Copy every line in the records below that contains the word "name".
***** Items
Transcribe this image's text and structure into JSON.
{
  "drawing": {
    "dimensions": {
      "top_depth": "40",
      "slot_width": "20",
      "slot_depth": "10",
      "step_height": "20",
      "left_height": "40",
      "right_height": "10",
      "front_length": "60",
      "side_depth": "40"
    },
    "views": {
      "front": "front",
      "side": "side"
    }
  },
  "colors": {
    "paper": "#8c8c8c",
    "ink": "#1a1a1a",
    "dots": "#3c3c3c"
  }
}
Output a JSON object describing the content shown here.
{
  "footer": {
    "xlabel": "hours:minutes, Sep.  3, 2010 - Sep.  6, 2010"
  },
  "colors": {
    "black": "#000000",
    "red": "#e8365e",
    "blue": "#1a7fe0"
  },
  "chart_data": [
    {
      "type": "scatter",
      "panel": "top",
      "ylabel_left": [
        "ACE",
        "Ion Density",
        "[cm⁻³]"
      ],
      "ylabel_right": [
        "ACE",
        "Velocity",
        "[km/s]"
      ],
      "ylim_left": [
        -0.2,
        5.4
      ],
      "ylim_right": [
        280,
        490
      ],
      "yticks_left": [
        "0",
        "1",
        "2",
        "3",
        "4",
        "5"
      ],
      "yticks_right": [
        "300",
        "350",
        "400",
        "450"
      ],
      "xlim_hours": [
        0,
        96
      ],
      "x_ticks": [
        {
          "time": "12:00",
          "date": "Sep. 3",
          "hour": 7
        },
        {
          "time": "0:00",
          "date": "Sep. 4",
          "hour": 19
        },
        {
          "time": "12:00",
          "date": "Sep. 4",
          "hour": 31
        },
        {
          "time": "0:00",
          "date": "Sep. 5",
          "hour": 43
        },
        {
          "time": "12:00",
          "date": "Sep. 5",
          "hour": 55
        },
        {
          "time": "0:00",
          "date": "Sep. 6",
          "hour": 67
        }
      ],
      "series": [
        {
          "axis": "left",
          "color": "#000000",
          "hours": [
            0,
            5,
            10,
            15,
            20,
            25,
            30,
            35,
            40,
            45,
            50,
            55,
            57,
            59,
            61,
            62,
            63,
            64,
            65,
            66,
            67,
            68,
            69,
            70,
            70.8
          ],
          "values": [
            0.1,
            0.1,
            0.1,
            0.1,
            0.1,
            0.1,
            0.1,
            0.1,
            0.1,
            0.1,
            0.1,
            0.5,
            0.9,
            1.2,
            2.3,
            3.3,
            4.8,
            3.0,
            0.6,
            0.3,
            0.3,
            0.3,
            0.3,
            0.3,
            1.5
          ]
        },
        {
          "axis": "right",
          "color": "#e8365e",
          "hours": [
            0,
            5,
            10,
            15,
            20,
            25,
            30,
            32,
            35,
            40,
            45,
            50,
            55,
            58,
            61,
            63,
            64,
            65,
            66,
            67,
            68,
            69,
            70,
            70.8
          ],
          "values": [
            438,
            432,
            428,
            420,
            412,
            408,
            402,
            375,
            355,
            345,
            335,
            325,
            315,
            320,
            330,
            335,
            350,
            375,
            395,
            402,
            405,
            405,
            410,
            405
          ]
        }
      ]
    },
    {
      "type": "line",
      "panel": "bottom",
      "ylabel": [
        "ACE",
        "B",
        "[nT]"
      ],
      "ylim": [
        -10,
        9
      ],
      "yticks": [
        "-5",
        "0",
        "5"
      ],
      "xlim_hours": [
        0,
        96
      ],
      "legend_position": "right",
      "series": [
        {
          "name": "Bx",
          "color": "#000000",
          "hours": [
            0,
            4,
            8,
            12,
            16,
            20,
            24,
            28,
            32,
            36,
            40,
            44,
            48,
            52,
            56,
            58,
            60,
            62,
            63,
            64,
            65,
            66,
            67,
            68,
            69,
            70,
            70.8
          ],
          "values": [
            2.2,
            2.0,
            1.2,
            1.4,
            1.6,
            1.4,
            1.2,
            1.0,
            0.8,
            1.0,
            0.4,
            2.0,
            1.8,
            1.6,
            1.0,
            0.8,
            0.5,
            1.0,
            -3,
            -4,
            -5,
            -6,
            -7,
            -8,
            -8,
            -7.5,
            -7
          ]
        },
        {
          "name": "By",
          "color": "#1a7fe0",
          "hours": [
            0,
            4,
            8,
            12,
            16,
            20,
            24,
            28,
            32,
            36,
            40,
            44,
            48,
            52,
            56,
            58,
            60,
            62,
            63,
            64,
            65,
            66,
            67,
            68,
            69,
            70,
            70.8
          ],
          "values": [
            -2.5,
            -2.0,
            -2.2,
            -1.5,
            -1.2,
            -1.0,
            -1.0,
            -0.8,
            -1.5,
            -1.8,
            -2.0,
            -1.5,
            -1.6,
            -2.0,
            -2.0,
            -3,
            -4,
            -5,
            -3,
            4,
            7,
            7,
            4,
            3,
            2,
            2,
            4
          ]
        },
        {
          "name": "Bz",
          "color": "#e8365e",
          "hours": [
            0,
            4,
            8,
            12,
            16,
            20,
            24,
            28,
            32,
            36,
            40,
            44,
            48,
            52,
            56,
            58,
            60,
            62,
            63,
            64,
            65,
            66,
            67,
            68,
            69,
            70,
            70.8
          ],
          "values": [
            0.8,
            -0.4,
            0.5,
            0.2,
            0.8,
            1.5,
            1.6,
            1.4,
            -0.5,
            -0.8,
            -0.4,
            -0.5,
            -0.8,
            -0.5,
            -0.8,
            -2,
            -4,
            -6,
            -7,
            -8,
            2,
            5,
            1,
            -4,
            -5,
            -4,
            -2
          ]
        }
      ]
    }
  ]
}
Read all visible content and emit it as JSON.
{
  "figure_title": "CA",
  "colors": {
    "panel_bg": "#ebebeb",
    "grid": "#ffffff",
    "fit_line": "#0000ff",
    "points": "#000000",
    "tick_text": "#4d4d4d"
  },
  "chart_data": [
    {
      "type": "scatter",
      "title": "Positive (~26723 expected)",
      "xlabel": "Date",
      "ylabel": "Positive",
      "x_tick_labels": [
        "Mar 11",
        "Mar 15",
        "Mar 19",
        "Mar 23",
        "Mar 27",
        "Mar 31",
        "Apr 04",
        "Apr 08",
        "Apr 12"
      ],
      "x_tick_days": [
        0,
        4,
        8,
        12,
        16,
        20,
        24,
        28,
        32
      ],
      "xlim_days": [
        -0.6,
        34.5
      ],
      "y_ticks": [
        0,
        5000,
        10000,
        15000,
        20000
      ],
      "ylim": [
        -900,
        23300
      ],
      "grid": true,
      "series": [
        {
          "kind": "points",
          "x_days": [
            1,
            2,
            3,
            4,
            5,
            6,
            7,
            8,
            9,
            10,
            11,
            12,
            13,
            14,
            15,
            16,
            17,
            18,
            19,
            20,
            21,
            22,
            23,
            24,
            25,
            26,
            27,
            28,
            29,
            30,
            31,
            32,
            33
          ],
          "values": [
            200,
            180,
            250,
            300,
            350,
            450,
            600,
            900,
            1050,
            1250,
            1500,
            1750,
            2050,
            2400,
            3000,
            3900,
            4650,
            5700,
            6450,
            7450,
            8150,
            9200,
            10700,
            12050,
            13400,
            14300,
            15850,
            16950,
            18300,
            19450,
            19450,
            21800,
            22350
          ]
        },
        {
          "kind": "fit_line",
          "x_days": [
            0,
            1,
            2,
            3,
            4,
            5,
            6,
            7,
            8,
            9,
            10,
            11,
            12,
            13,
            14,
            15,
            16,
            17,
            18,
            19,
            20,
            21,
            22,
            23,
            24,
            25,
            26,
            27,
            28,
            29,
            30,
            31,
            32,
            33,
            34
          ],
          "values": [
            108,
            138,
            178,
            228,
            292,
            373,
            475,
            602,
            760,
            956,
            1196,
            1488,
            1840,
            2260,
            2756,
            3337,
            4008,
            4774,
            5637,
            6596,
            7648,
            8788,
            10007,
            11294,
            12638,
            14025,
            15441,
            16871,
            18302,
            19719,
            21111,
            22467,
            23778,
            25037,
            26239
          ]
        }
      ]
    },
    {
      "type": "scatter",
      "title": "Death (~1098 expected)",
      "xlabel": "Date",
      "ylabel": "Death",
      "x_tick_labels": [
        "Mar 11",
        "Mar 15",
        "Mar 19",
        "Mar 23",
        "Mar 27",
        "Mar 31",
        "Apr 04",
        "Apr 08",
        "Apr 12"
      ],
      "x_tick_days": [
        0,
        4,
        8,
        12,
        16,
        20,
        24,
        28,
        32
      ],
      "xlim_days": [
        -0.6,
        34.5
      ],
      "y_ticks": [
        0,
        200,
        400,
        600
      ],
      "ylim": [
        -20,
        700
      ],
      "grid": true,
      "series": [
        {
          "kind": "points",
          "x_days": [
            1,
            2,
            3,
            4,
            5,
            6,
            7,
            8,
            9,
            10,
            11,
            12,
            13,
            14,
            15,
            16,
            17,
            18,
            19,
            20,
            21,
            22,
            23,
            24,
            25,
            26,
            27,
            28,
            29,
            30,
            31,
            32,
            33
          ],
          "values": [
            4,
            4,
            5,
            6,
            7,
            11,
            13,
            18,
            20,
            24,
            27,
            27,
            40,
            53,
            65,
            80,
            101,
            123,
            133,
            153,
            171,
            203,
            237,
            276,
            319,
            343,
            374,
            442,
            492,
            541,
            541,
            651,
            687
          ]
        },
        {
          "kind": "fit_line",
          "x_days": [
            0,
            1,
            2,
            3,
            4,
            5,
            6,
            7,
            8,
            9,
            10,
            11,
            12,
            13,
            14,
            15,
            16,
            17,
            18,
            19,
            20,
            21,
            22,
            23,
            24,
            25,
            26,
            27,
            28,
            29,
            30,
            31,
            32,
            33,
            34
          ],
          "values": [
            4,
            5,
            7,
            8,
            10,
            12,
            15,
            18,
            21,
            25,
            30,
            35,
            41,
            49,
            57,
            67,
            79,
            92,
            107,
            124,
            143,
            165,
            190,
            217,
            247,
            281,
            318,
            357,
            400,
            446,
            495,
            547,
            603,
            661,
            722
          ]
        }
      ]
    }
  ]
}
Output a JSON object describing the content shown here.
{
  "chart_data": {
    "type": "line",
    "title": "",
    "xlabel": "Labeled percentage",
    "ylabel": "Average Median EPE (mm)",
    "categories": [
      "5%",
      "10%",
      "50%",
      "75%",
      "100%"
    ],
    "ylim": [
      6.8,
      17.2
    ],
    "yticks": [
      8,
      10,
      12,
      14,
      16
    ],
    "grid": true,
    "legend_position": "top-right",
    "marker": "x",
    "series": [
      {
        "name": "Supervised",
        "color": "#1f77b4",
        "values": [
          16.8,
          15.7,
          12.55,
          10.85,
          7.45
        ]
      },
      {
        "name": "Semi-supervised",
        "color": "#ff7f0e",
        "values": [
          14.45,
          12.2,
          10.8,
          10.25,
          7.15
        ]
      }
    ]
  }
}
**********
**Exercise output**
          "name": "Bx",
          "name": "By",
          "name": "Bz",
        "name": "Supervised",
        "name": "Semi-supervised",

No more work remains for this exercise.